Written task
What lines of the data include the string "第一种形态"? Copy them all.

═══ Data entries ═══

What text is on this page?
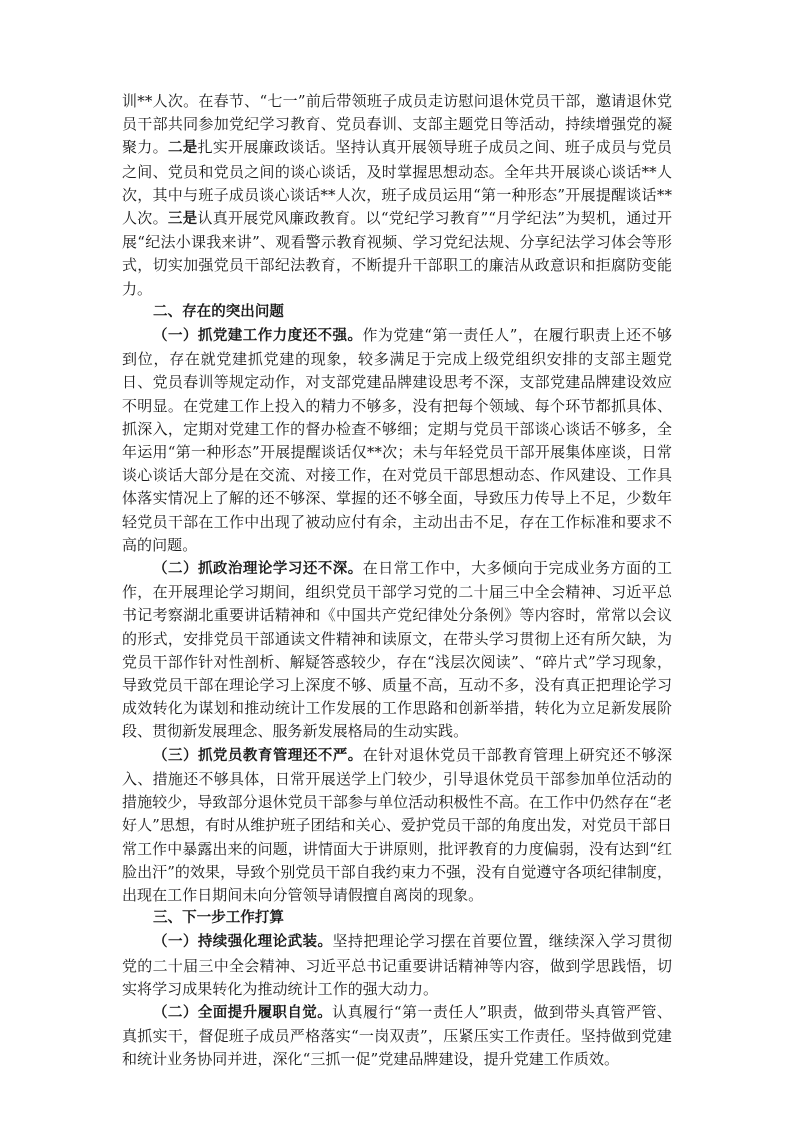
训**人次。在春节、“七一”前后带领班子成员走访慰问退休党员干部，邀请退休党员干部共同参加党纪学习教育、党员春训、支部主题党日等活动，持续增强党的凝聚力。二是扎实开展廉政谈话。坚持认真开展领导班子成员之间、班子成员与党员之间、党员和党员之间的谈心谈话，及时掌握思想动态。全年共开展谈心谈话**人次，其中与班子成员谈心谈话**人次，班子成员运用“第一种形态”开展提醒谈话**人次。三是认真开展党风廉政教育。以“党纪学习教育”“月学纪法”为契机，通过开展“纪法小课我来讲”、观看警示教育视频、学习党纪法规、分享纪法学习体会等形式，切实加强党员干部纪法教育，不断提升干部职工的廉洁从政意识和拒腐防变能力。

二、存在的突出问题

（一）抓党建工作力度还不强。作为党建“第一责任人”，在履行职责上还不够到位，存在就党建抓党建的现象，较多满足于完成上级党组织安排的支部主题党日、党员春训等规定动作，对支部党建品牌建设思考不深，支部党建品牌建设效应不明显。在党建工作上投入的精力不够多，没有把每个领域、每个环节都抓具体、抓深入，定期对党建工作的督办检查不够细；定期与党员干部谈心谈话不够多，全年运用“第一种形态”开展提醒谈话仅**次；未与年轻党员干部开展集体座谈，日常谈心谈话大部分是在交流、对接工作，在对党员干部思想动态、作风建设、工作具体落实情况上了解的还不够深、掌握的还不够全面，导致压力传导上不足，少数年轻党员干部在工作中出现了被动应付有余，主动出击不足，存在工作标准和要求不高的问题。

（二）抓政治理论学习还不深。在日常工作中，大多倾向于完成业务方面的工作，在开展理论学习期间，组织党员干部学习党的二十届三中全会精神、习近平总书记考察湖北重要讲话精神和《中国共产党纪律处分条例》等内容时，常常以会议的形式，安排党员干部通读文件精神和读原文，在带头学习贯彻上还有所欠缺，为党员干部作针对性剖析、解疑答惑较少，存在“浅层次阅读”、“碎片式”学习现象，导致党员干部在理论学习上深度不够、质量不高，互动不多，没有真正把理论学习成效转化为谋划和推动统计工作发展的工作思路和创新举措，转化为立足新发展阶段、贯彻新发展理念、服务新发展格局的生动实践。

（三）抓党员教育管理还不严。在针对退休党员干部教育管理上研究还不够深入、措施还不够具体，日常开展送学上门较少，引导退休党员干部参加单位活动的措施较少，导致部分退休党员干部参与单位活动积极性不高。在工作中仍然存在“老好人”思想，有时从维护班子团结和关心、爱护党员干部的角度出发，对党员干部日常工作中暴露出来的问题，讲情面大于讲原则，批评教育的力度偏弱，没有达到“红脸出汗”的效果，导致个别党员干部自我约束力不强，没有自觉遵守各项纪律制度，出现在工作日期间未向分管领导请假擅自离岗的现象。

三、下一步工作打算

（一）持续强化理论武装。坚持把理论学习摆在首要位置，继续深入学习贯彻党的二十届三中全会精神、习近平总书记重要讲话精神等内容，做到学思践悟，切实将学习成果转化为推动统计工作的强大动力。

（二）全面提升履职自觉。认真履行“第一责任人”职责，做到带头真管严管、真抓实干，督促班子成员严格落实“一岗双责”，压紧压实工作责任。坚持做到党建和统计业务协同并进，深化“三抓一促”党建品牌建设，提升党建工作质效。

═══

Response
训**人次。在春节、“七一”前后带领班子成员走访慰问退休党员干部，邀请退休党员干部共同参加党纪学习教育、党员春训、支部主题党日等活动，持续增强党的凝聚力。二是扎实开展廉政谈话。坚持认真开展领导班子成员之间、班子成员与党员之间、党员和党员之间的谈心谈话，及时掌握思想动态。全年共开展谈心谈话**人次，其中与班子成员谈心谈话**人次，班子成员运用“第一种形态”开展提醒谈话**人次。三是认真开展党风廉政教育。以“党纪学习教育”“月学纪法”为契机，通过开展“纪法小课我来讲”、观看警示教育视频、学习党纪法规、分享纪法学习体会等形式，切实加强党员干部纪法教育，不断提升干部职工的廉洁从政意识和拒腐防变能力。
（一）抓党建工作力度还不强。作为党建“第一责任人”，在履行职责上还不够到位，存在就党建抓党建的现象，较多满足于完成上级党组织安排的支部主题党日、党员春训等规定动作，对支部党建品牌建设思考不深，支部党建品牌建设效应不明显。在党建工作上投入的精力不够多，没有把每个领域、每个环节都抓具体、抓深入，定期对党建工作的督办检查不够细；定期与党员干部谈心谈话不够多，全年运用“第一种形态”开展提醒谈话仅**次；未与年轻党员干部开展集体座谈，日常谈心谈话大部分是在交流、对接工作，在对党员干部思想动态、作风建设、工作具体落实情况上了解的还不够深、掌握的还不够全面，导致压力传导上不足，少数年轻党员干部在工作中出现了被动应付有余，主动出击不足，存在工作标准和要求不高的问题。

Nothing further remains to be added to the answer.